> **Stated problem**: Copy out each line that mentions the word "image".

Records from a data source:
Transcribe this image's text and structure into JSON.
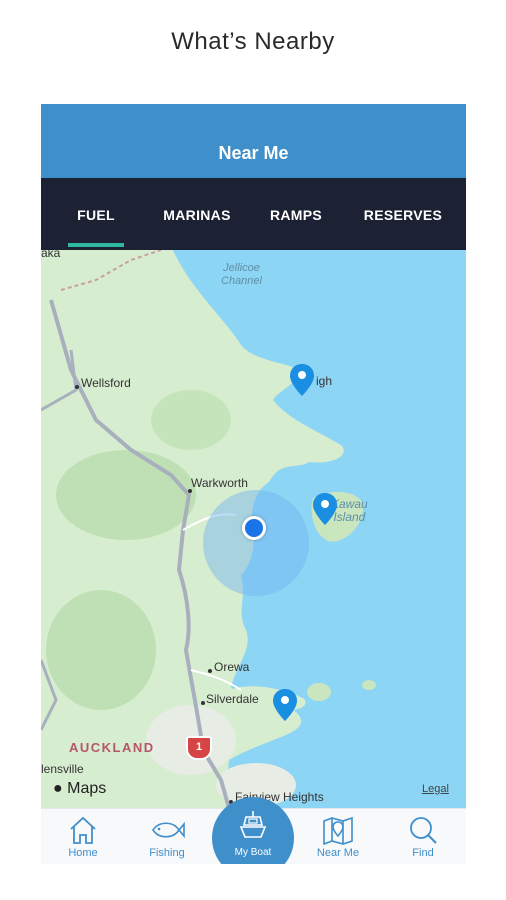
{
  "caption": "What’s Nearby",
  "header": {
    "title": "Near Me"
  },
  "tabs": [
    {
      "label": "FUEL",
      "active": true
    },
    {
      "label": "MARINAS",
      "active": false
    },
    {
      "label": "RAMPS",
      "active": false
    },
    {
      "label": "RESERVES",
      "active": false
    }
  ],
  "map": {
    "water_labels": {
      "channel": "Jellicoe\nChannel",
      "island": "Kawau\nIsland"
    },
    "towns": {
      "top_partial": "aka",
      "wellsford": "Wellsford",
      "warkworth": "Warkworth",
      "orewa": "Orewa",
      "silverdale": "Silverdale",
      "helensville": "lensville",
      "fairview": "Fairview Heights",
      "leigh": "igh"
    },
    "region": "AUCKLAND",
    "highway_number": "1",
    "attribution": "Maps",
    "legal": "Legal",
    "colors": {
      "water": "#8dd5f5",
      "land": "#d7edd0",
      "pin": "#1a8ee0",
      "user": "#1a73e8"
    },
    "pins": [
      "leigh-fuel-pin",
      "kawau-fuel-pin",
      "whangaparaoa-fuel-pin"
    ]
  },
  "bottom_nav": {
    "home": "Home",
    "fishing": "Fishing",
    "my_boat": "My Boat",
    "near_me": "Near Me",
    "find": "Find"
  }
}
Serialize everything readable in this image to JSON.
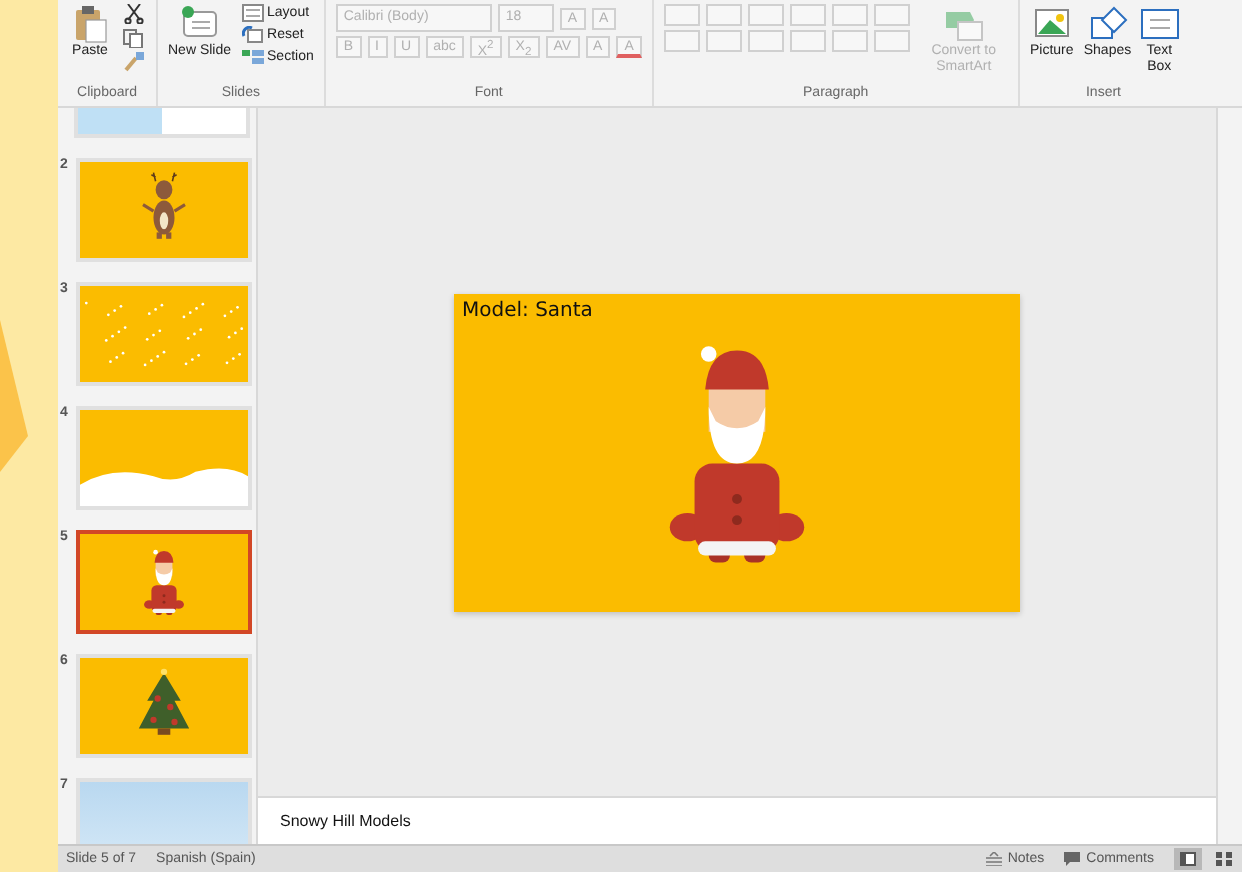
{
  "ribbon": {
    "clipboard": {
      "paste": "Paste",
      "label": "Clipboard"
    },
    "slides": {
      "new_slide": "New Slide",
      "layout": "Layout",
      "reset": "Reset",
      "section": "Section",
      "label": "Slides"
    },
    "font": {
      "disabled": true,
      "font_name": "Calibri (Body)",
      "font_size": "18",
      "size_buttons": [
        "A",
        "A"
      ],
      "format_buttons": [
        "B",
        "I",
        "U",
        "abc",
        "X$^{2}$",
        "X$_{2}$",
        "AV",
        "A"
      ],
      "font_color": "A",
      "label": "Font"
    },
    "paragraph": {
      "disabled": true,
      "convert": "Convert to SmartArt",
      "label": "Paragraph"
    },
    "insert": {
      "picture": "Picture",
      "shapes": "Shapes",
      "text_box": "Text Box",
      "label": "Insert"
    }
  },
  "slides": [
    {
      "kind": "collage",
      "selected": false
    },
    {
      "number": "2",
      "kind": "reindeer",
      "selected": false
    },
    {
      "number": "3",
      "kind": "snow",
      "selected": false
    },
    {
      "number": "4",
      "kind": "hills",
      "selected": false
    },
    {
      "number": "5",
      "kind": "santa",
      "selected": true
    },
    {
      "number": "6",
      "kind": "tree",
      "selected": false
    },
    {
      "number": "7",
      "kind": "sky",
      "selected": false
    }
  ],
  "current_slide": {
    "title": "Model: Santa",
    "kind": "santa"
  },
  "notes": "Snowy Hill Models",
  "status_bar": {
    "slide_info": "Slide 5 of 7",
    "language": "Spanish (Spain)",
    "notes": "Notes",
    "comments": "Comments",
    "views": [
      {
        "selected": true
      },
      {
        "selected": false
      }
    ]
  }
}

> **Task output**:
Transcribe this image's text and structure into JSON.
Serialize everything readable in this image to JSON.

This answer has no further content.